[What the exercise asks]: Where does the word "Cruzeiro" occur in the data below? Copy each line that holds it.

[Dataset entries]:
※ ※ ※
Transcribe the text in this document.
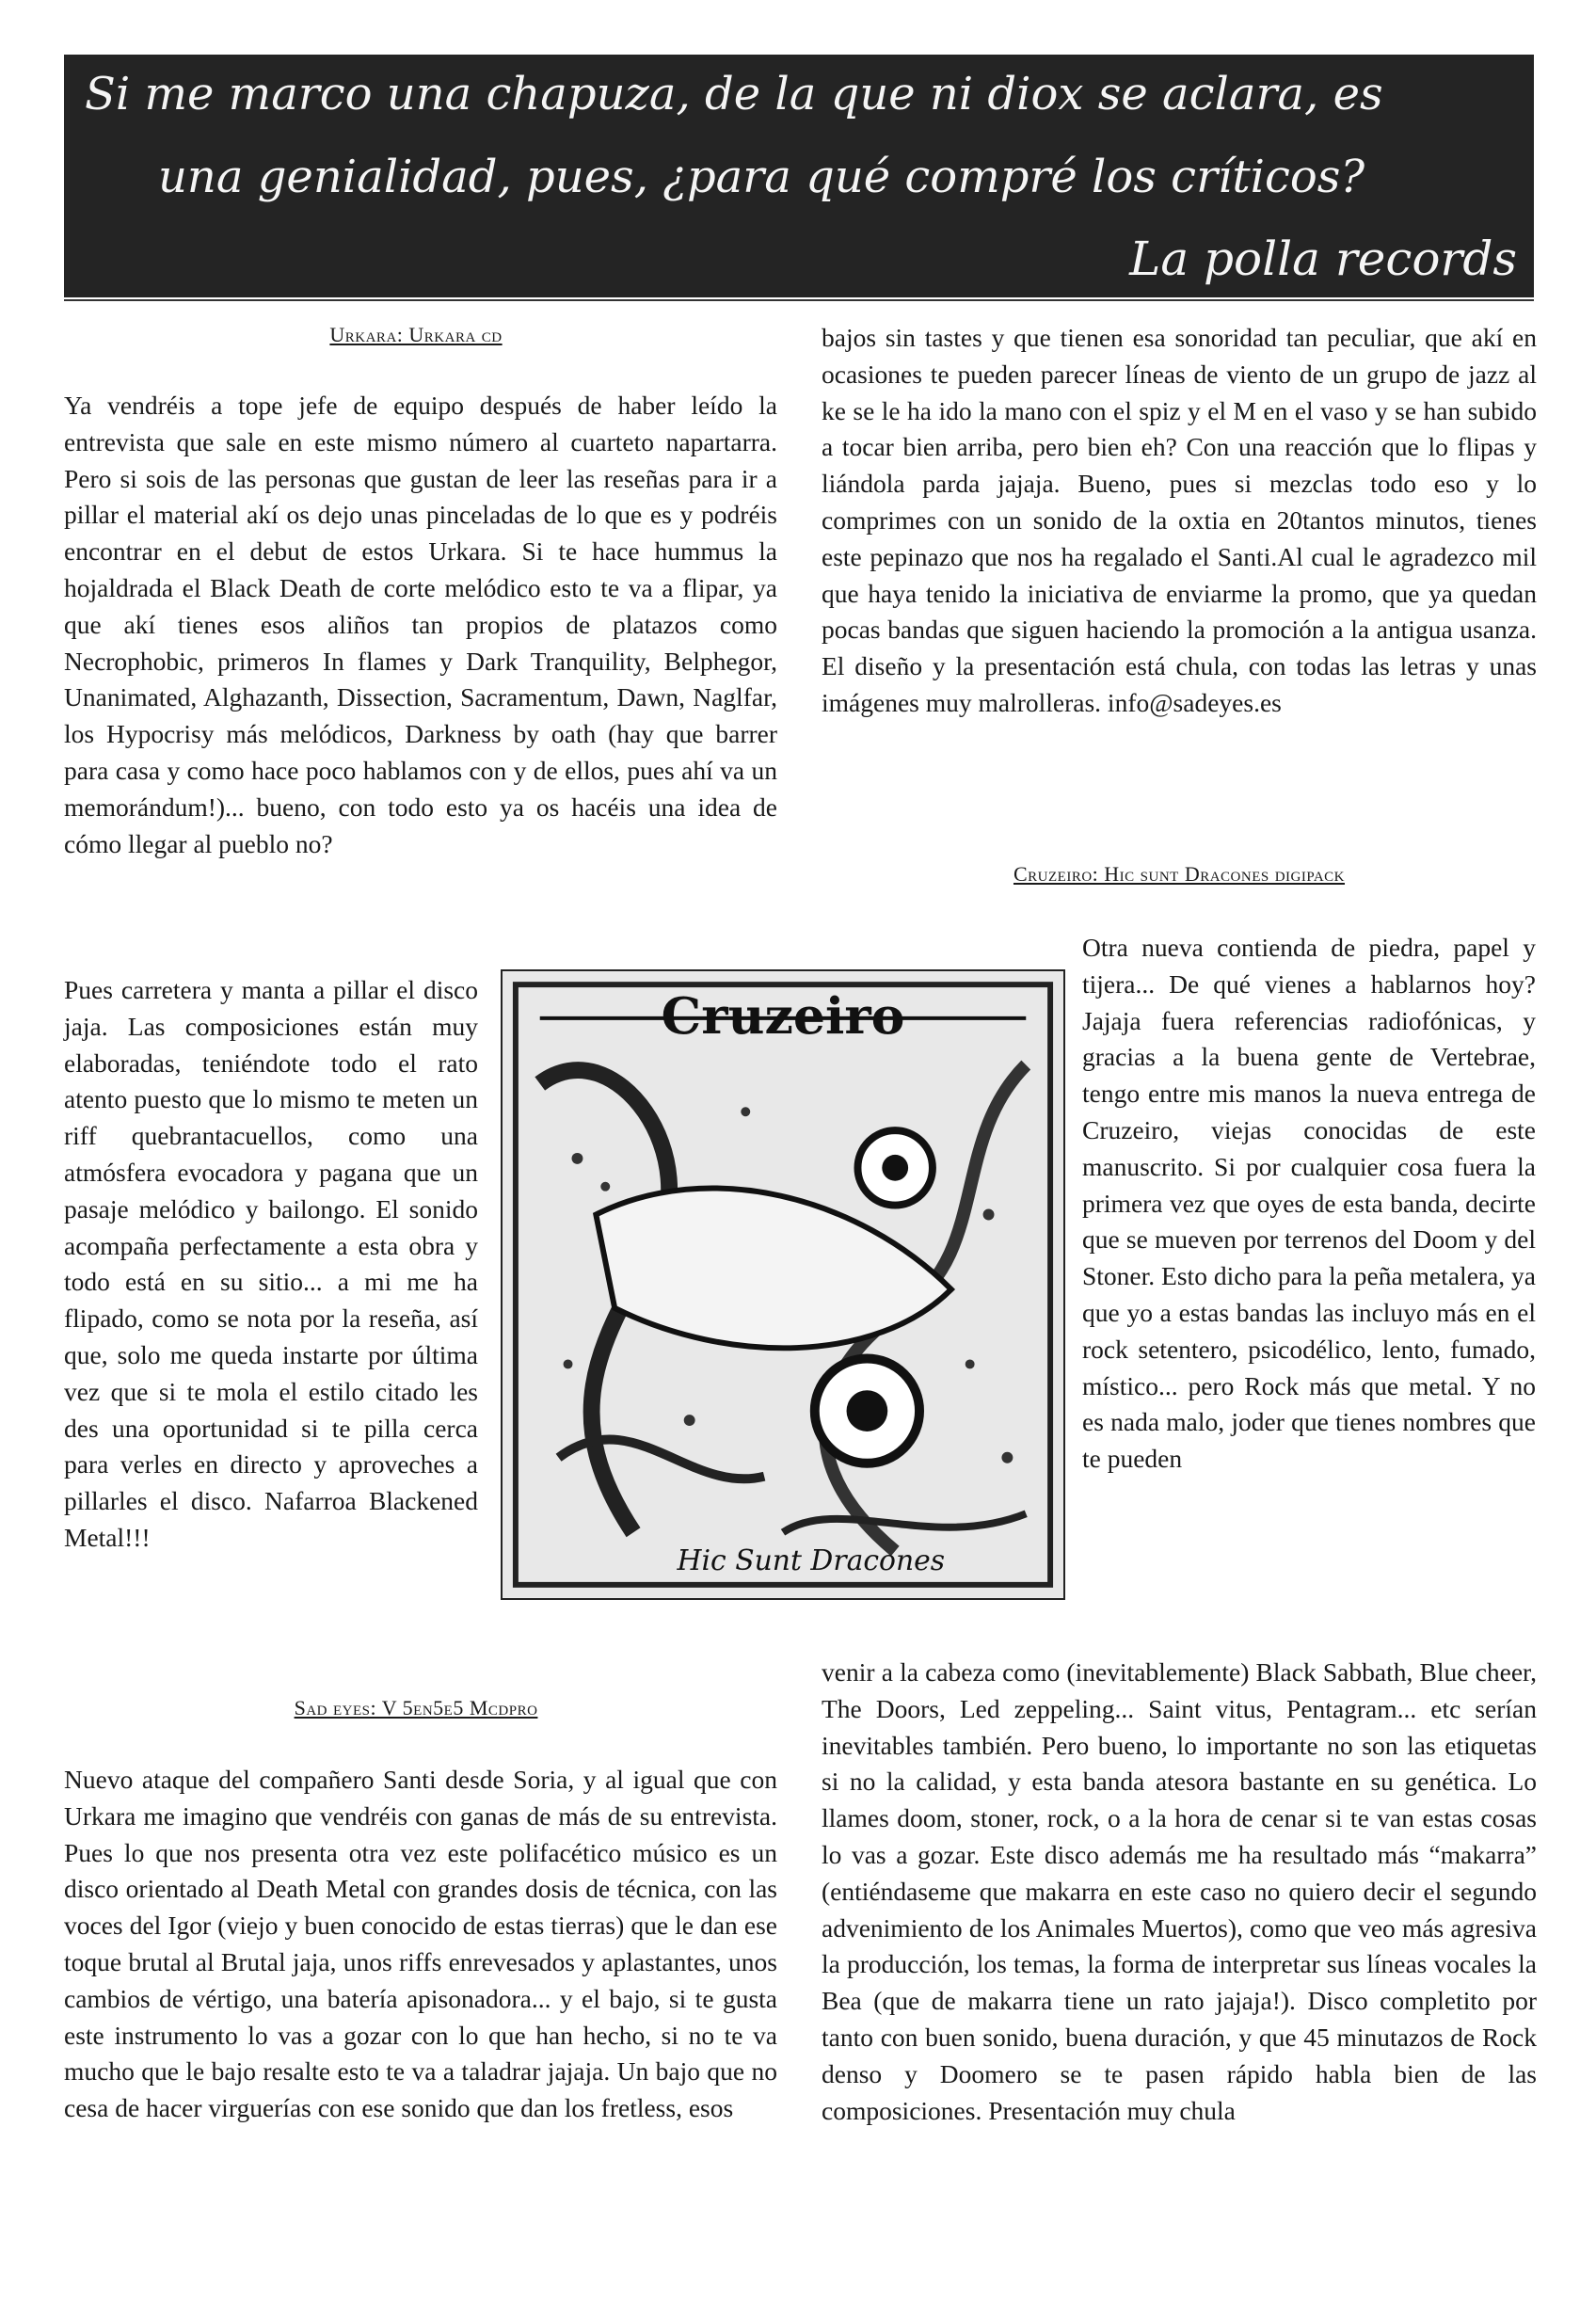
Si me marco una chapuza, de la que ni diox se aclara, es
una genialidad, pues, ¿para qué compré los críticos?
La polla records
Urkara: Urkara cd

Ya vendréis a tope jefe de equipo después de haber leído la entrevista que sale en este mismo número al cuarteto napartarra. Pero si sois de las personas que gustan de leer las reseñas para ir a pillar el material akí os dejo unas pinceladas de lo que es y podréis encontrar en el debut de estos Urkara. Si te hace hummus la hojaldrada el Black Death de corte melódico esto te va a flipar, ya que akí tienes esos aliños tan propios de platazos como Necrophobic, primeros In flames y Dark Tranquility, Belphegor, Unanimated, Alghazanth, Dissection, Sacramentum, Dawn, Naglfar, los Hypocrisy más melódicos, Darkness by oath (hay que barrer para casa y como hace poco hablamos con y de ellos, pues ahí va un memorándum!)... bueno, con todo esto ya os hacéis una idea de cómo llegar al pueblo no?

Pues carretera y manta a pillar el disco jaja. Las composiciones están muy elaboradas, teniéndote todo el rato atento puesto que lo mismo te meten un riff quebrantacuellos, como una atmósfera evocadora y pagana que un pasaje melódico y bailongo. El sonido acompaña perfectamente a esta obra y todo está en su sitio... a mi me ha flipado, como se nota por la reseña, así que, solo me queda instarte por última vez que si te mola el estilo citado les des una oportunidad si te pilla cerca para verles en directo y aproveches a pillarles el disco. Nafarroa Blackened Metal!!!

Cruzeiro
Hic Sunt Dracones
Sad eyes: V 5en5e5 Mcdpro

Nuevo ataque del compañero Santi desde Soria, y al igual que con Urkara me imagino que vendréis con ganas de más de su entrevista. Pues lo que nos presenta otra vez este polifacético músico es un disco orientado al Death Metal con grandes dosis de técnica, con las voces del Igor (viejo y buen conocido de estas tierras) que le dan ese toque brutal al Brutal jaja, unos riffs enrevesados y aplastantes, unos cambios de vértigo, una batería apisonadora... y el bajo, si te gusta este instrumento lo vas a gozar con lo que han hecho, si no te va mucho que le bajo resalte esto te va a taladrar jajaja. Un bajo que no cesa de hacer virguerías con ese sonido que dan los fretless, esos

bajos sin tastes y que tienen esa sonoridad tan peculiar, que akí en ocasiones te pueden parecer líneas de viento de un grupo de jazz al ke se le ha ido la mano con el spiz y el M en el vaso y se han subido a tocar bien arriba, pero bien eh? Con una reacción que lo flipas y liándola parda jajaja. Bueno, pues si mezclas todo eso y lo comprimes con un sonido de la oxtia en 20tantos minutos, tienes este pepinazo que nos ha regalado el Santi.Al cual le agradezco mil que haya tenido la iniciativa de enviarme la promo, que ya quedan pocas bandas que siguen haciendo la promoción a la antigua usanza. El diseño y la presentación está chula, con todas las letras y unas imágenes muy malrolleras. info@sadeyes.es

Cruzeiro: Hic sunt Dracones digipack

Otra nueva contienda de piedra, papel y tijera... De qué vienes a hablarnos hoy? Jajaja fuera referencias radiofónicas, y gracias a la buena gente de Vertebrae, tengo entre mis manos la nueva entrega de Cruzeiro, viejas conocidas de este manuscrito. Si por cualquier cosa fuera la primera vez que oyes de esta banda, decirte que se mueven por terrenos del Doom y del Stoner. Esto dicho para la peña metalera, ya que yo a estas bandas las incluyo más en el rock setentero, psicodélico, lento, fumado, místico... pero Rock más que metal. Y no es nada malo, joder que tienes nombres que te pueden

venir a la cabeza como (inevitablemente) Black Sabbath, Blue cheer, The Doors, Led zeppeling... Saint vitus, Pentagram... etc serían inevitables también. Pero bueno, lo importante no son las etiquetas si no la calidad, y esta banda atesora bastante en su genética. Lo llames doom, stoner, rock, o a la hora de cenar si te van estas cosas lo vas a gozar. Este disco además me ha resultado más “makarra” (entiéndaseme que makarra en este caso no quiero decir el segundo advenimiento de los Animales Muertos), como que veo más agresiva la producción, los temas, la forma de interpretar sus líneas vocales la Bea (que de makarra tiene un rato jajaja!). Disco completito por tanto con buen sonido, buena duración, y que 45 minutazos de Rock denso y Doomero se te pasen rápido habla bien de las composiciones. Presentación muy chula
※ ※ ※
[Exercise answer]:
Cruzeiro
Cruzeiro: Hic sunt Dracones digipack
Otra nueva contienda de piedra, papel y tijera... De qué vienes a hablarnos hoy? Jajaja fuera referencias radiofónicas, y gracias a la buena gente de Vertebrae, tengo entre mis manos la nueva entrega de Cruzeiro, viejas conocidas de este manuscrito. Si por cualquier cosa fuera la primera vez que oyes de esta banda, decirte que se mueven por terrenos del Doom y del Stoner. Esto dicho para la peña metalera, ya que yo a estas bandas las incluyo más en el rock setentero, psicodélico, lento, fumado, místico... pero Rock más que metal. Y no es nada malo, joder que tienes nombres que te pueden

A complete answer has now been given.